* _AIM OF THE EXERCISE_: Put the lines of the records into a JSON list of strings, one string per line and no blank lines. Begin at the line that has "- svg-text:1: 1: [205, 66, 212, 82]" and stop after the line that has "- resistor R1 zigzag: [177, 103, 192, 148]".

* _GIVEN INFORMATION_:
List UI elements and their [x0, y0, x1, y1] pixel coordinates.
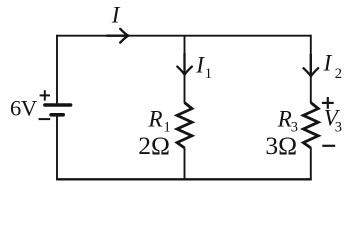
- svg-text:1: 1: [205, 66, 212, 82]
- wire left rail upper (to battery + plate): [56, 35, 58, 104]
- battery polarity +: [40, 90, 50, 100]
- current arrow I2 (right branch, pointing down): [304, 54, 319, 76]
- polarity + of V3: [322, 97, 334, 109]
- current arrow I (top, pointing right): [107, 29, 129, 43]
- resistor R3 zigzag: [303, 103, 318, 148]
- svg-text:I: I: [195, 52, 205, 77]
- wire right rail lower: [310, 148, 312, 181]
- wire middle branch upper: [184, 36, 186, 103]
- svg-text:3Ω: 3Ω: [265, 131, 297, 160]
- svg-text:2Ω: 2Ω: [138, 131, 170, 160]
- wire right rail upper: [310, 35, 312, 103]
- wire middle branch lower: [184, 148, 186, 181]
- wire top rail: [56, 35, 311, 37]
- battery V1 top plate (long, +): [45, 103, 71, 107]
- svg-text:3: 3: [335, 119, 342, 135]
- current arrow I1 (middle branch, pointing down): [177, 53, 192, 75]
- svg-text:R: R: [148, 106, 163, 131]
- polarity - of V3: [322, 145, 335, 147]
- wire left rail lower (from battery - plate): [56, 116, 58, 180]
- svg-text:6V: 6V: [10, 96, 37, 121]
- svg-text:I: I: [323, 50, 333, 75]
- svg-text:R: R: [277, 107, 292, 132]
- resistor R1 zigzag: [177, 103, 192, 148]
- svg-text:2: 2: [335, 66, 342, 82]
- battery polarity -: [39, 118, 51, 120]
- svg-text:I: I: [111, 2, 121, 27]
- battery V1 bottom plate (short, -): [51, 113, 63, 117]
- wire bottom rail: [56, 178, 312, 180]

* _WRITTEN SOLUTION_:
[
  "- svg-text:1: 1: [205, 66, 212, 82]",
  "- wire left rail upper (to battery + plate): [56, 35, 58, 104]",
  "- battery polarity +: [40, 90, 50, 100]",
  "- current arrow I2 (right branch, pointing down): [304, 54, 319, 76]",
  "- polarity + of V3: [322, 97, 334, 109]",
  "- current arrow I (top, pointing right): [107, 29, 129, 43]",
  "- resistor R3 zigzag: [303, 103, 318, 148]",
  "- svg-text:I: I: [195, 52, 205, 77]",
  "- wire right rail lower: [310, 148, 312, 181]",
  "- wire middle branch upper: [184, 36, 186, 103]",
  "- svg-text:3Ω: 3Ω: [265, 131, 297, 160]",
  "- svg-text:2Ω: 2Ω: [138, 131, 170, 160]",
  "- wire right rail upper: [310, 35, 312, 103]",
  "- wire middle branch lower: [184, 148, 186, 181]",
  "- wire top rail: [56, 35, 311, 37]",
  "- battery V1 top plate (long, +): [45, 103, 71, 107]",
  "- svg-text:3: 3: [335, 119, 342, 135]",
  "- current arrow I1 (middle branch, pointing down): [177, 53, 192, 75]",
  "- svg-text:R: R: [148, 106, 163, 131]",
  "- polarity - of V3: [322, 145, 335, 147]",
  "- wire left rail lower (from battery - plate): [56, 116, 58, 180]",
  "- svg-text:6V: 6V: [10, 96, 37, 121]",
  "- svg-text:I: I: [323, 50, 333, 75]",
  "- svg-text:R: R: [277, 107, 292, 132]",
  "- resistor R1 zigzag: [177, 103, 192, 148]"
]